JOB:
Tally the lines that hold the string "text", and reply with the count alone.

-- begin SUPPLIED RECORDS --

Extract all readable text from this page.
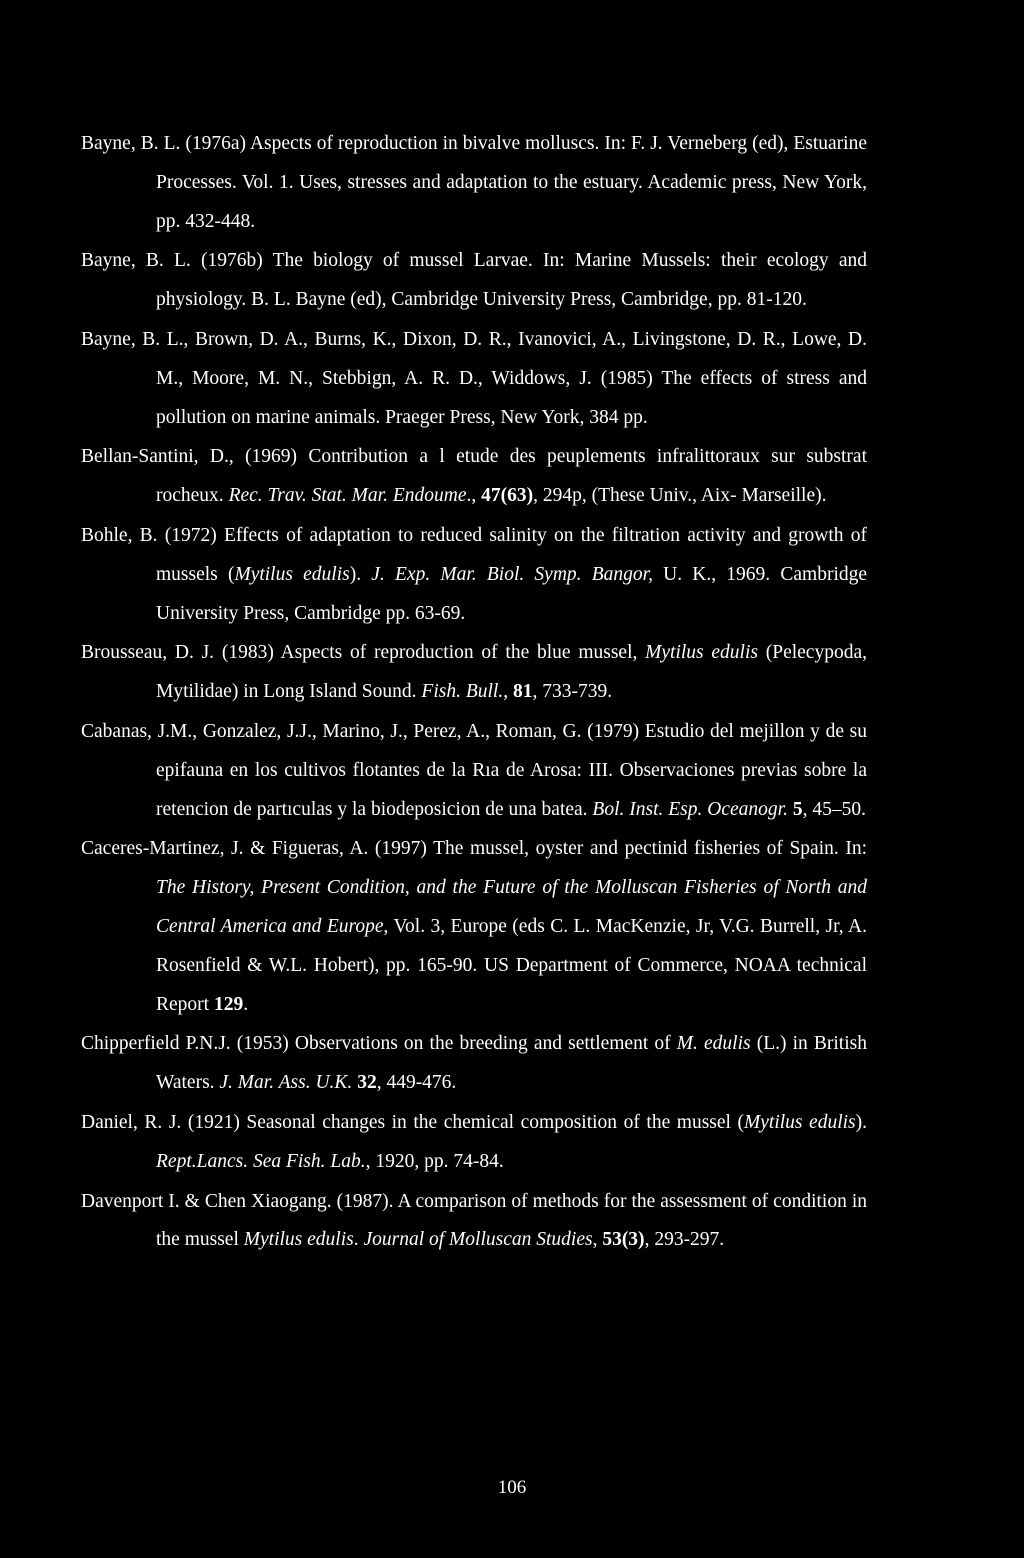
Bayne, B. L. (1976a) Aspects of reproduction in bivalve molluscs. In: F. J. Verneberg (ed), Estuarine Processes. Vol. 1. Uses, stresses and adaptation to the estuary. Academic press, New York, pp. 432-448.
Bayne, B. L. (1976b) The biology of mussel Larvae. In: Marine Mussels: their ecology and physiology. B. L. Bayne (ed), Cambridge University Press, Cambridge, pp. 81-120.
Bayne, B. L., Brown, D. A., Burns, K., Dixon, D. R., Ivanovici, A., Livingstone, D. R., Lowe, D. M., Moore, M. N., Stebbign, A. R. D., Widdows, J. (1985) The effects of stress and pollution on marine animals. Praeger Press, New York, 384 pp.
Bellan-Santini, D., (1969) Contribution a l etude des peuplements infralittoraux sur substrat rocheux. Rec. Trav. Stat. Mar. Endoume., 47(63), 294p, (These Univ., Aix- Marseille).
Bohle, B. (1972) Effects of adaptation to reduced salinity on the filtration activity and growth of mussels (Mytilus edulis). J. Exp. Mar. Biol. Symp. Bangor, U. K., 1969. Cambridge University Press, Cambridge pp. 63-69.
Brousseau, D. J. (1983) Aspects of reproduction of the blue mussel, Mytilus edulis (Pelecypoda, Mytilidae) in Long Island Sound. Fish. Bull., 81, 733-739.
Cabanas, J.M., Gonzalez, J.J., Marino, J., Perez, A., Roman, G. (1979) Estudio del mejillon y de su epifauna en los cultivos flotantes de la Rıa de Arosa: III. Observaciones previas sobre la retencion de partıculas y la biodeposicion de una batea. Bol. Inst. Esp. Oceanogr. 5, 45–50.
Caceres-Martinez, J. & Figueras, A. (1997) The mussel, oyster and pectinid fisheries of Spain. In: The History, Present Condition, and the Future of the Molluscan Fisheries of North and Central America and Europe, Vol. 3, Europe (eds C. L. MacKenzie, Jr, V.G. Burrell, Jr, A. Rosenfield & W.L. Hobert), pp. 165-90. US Department of Commerce, NOAA technical Report 129.
Chipperfield P.N.J. (1953) Observations on the breeding and settlement of M. edulis (L.) in British Waters. J. Mar. Ass. U.K. 32, 449-476.
Daniel, R. J. (1921) Seasonal changes in the chemical composition of the mussel (Mytilus edulis). Rept.Lancs. Sea Fish. Lab., 1920, pp. 74-84.
Davenport I. & Chen Xiaogang. (1987). A comparison of methods for the assessment of condition in the mussel Mytilus edulis. Journal of Molluscan Studies, 53(3), 293-297.
106
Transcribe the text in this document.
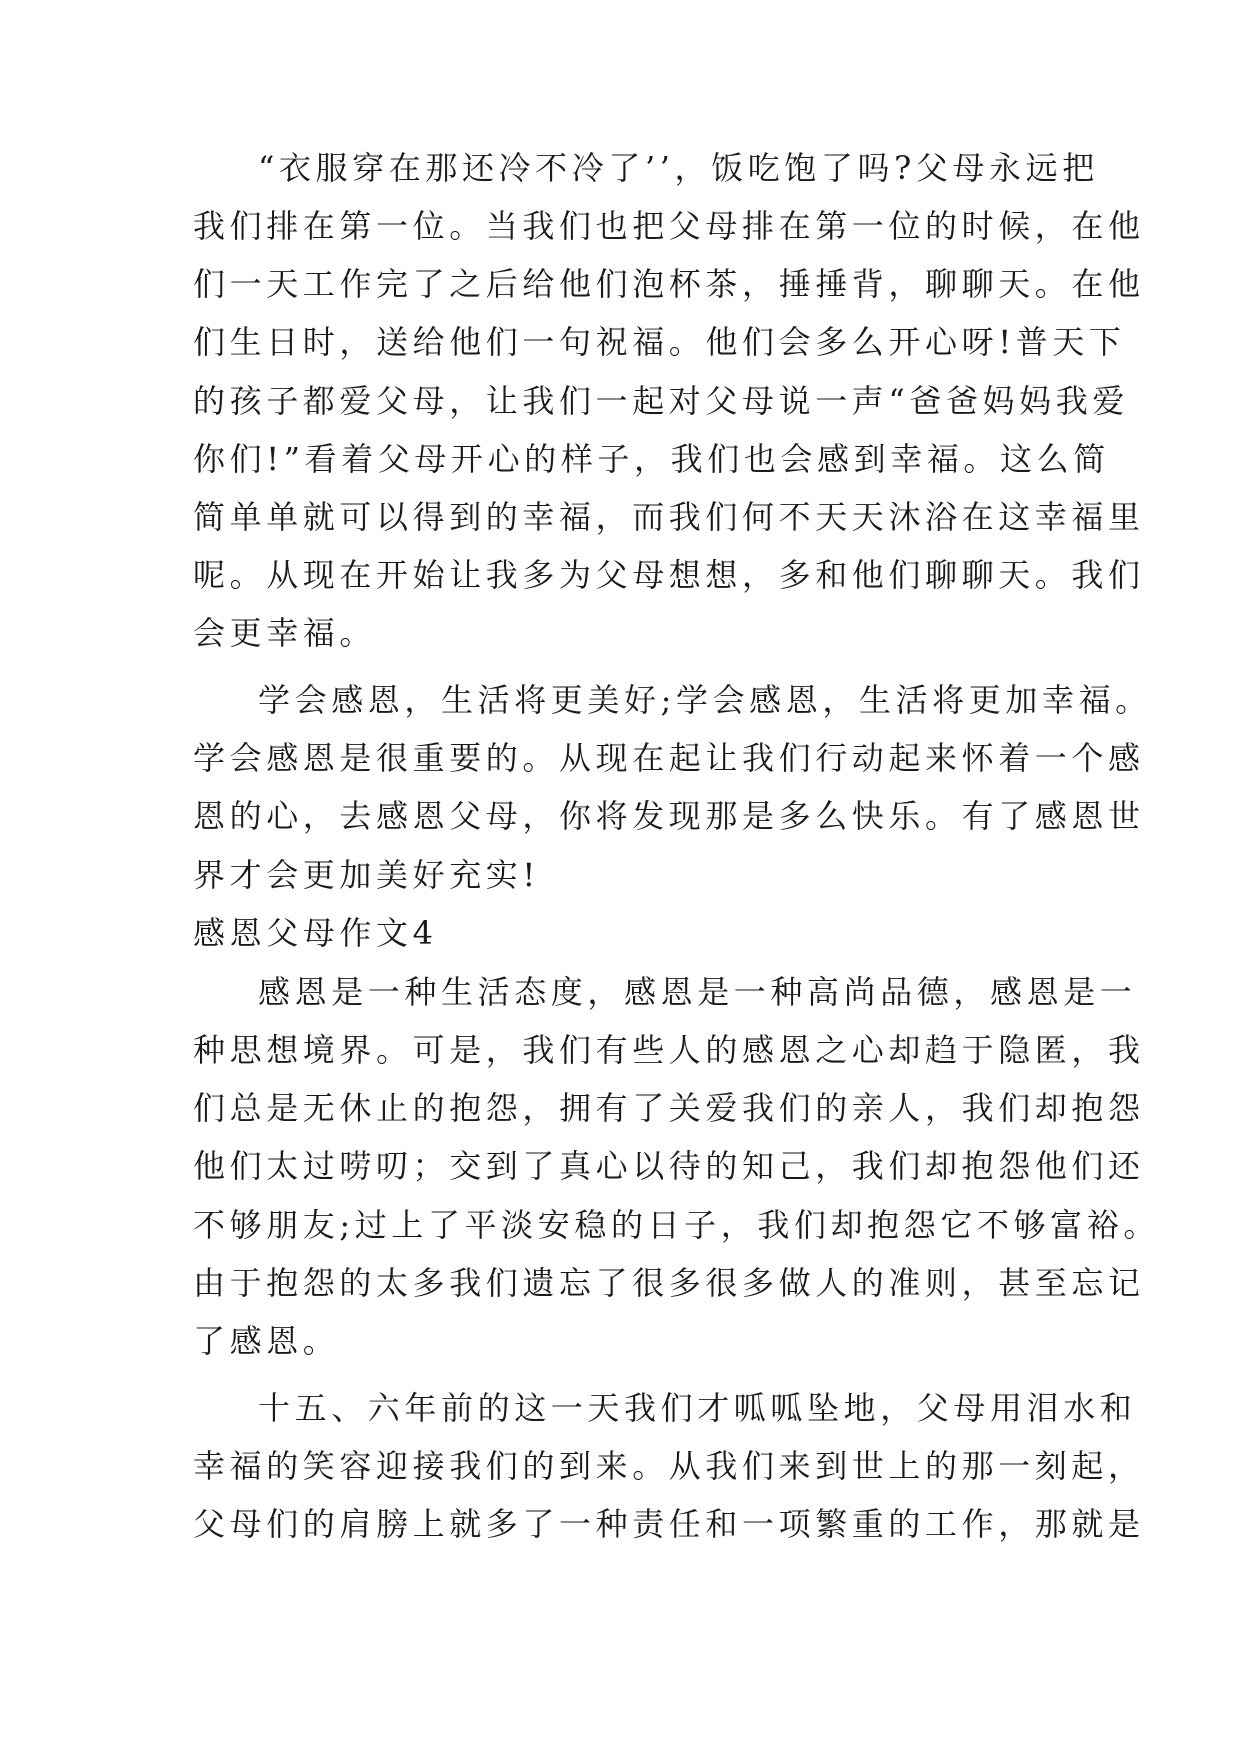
“衣服穿在那还冷不冷了’’，饭吃饱了吗?父母永远把
我们排在第一位。当我们也把父母排在第一位的时候，在他
们一天工作完了之后给他们泡杯茶，捶捶背，聊聊天。在他
们生日时，送给他们一句祝福。他们会多么开心呀!普天下
的孩子都爱父母，让我们一起对父母说一声“爸爸妈妈我爱
你们!”看着父母开心的样子，我们也会感到幸福。这么简
简单单就可以得到的幸福，而我们何不天天沐浴在这幸福里
呢。从现在开始让我多为父母想想，多和他们聊聊天。我们
会更幸福。
学会感恩，生活将更美好;学会感恩，生活将更加幸福。
学会感恩是很重要的。从现在起让我们行动起来怀着一个感
恩的心，去感恩父母，你将发现那是多么快乐。有了感恩世
界才会更加美好充实!
感恩父母作文4
感恩是一种生活态度，感恩是一种高尚品德，感恩是一
种思想境界。可是，我们有些人的感恩之心却趋于隐匿，我
们总是无休止的抱怨，拥有了关爱我们的亲人，我们却抱怨
他们太过唠叨；交到了真心以待的知己，我们却抱怨他们还
不够朋友;过上了平淡安稳的日子，我们却抱怨它不够富裕。
由于抱怨的太多我们遗忘了很多很多做人的准则，甚至忘记
了感恩。
十五、六年前的这一天我们才呱呱坠地，父母用泪水和
幸福的笑容迎接我们的到来。从我们来到世上的那一刻起，
父母们的肩膀上就多了一种责任和一项繁重的工作，那就是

-- end SUPPLIED RECORDS --

CORRECT ANSWER:
2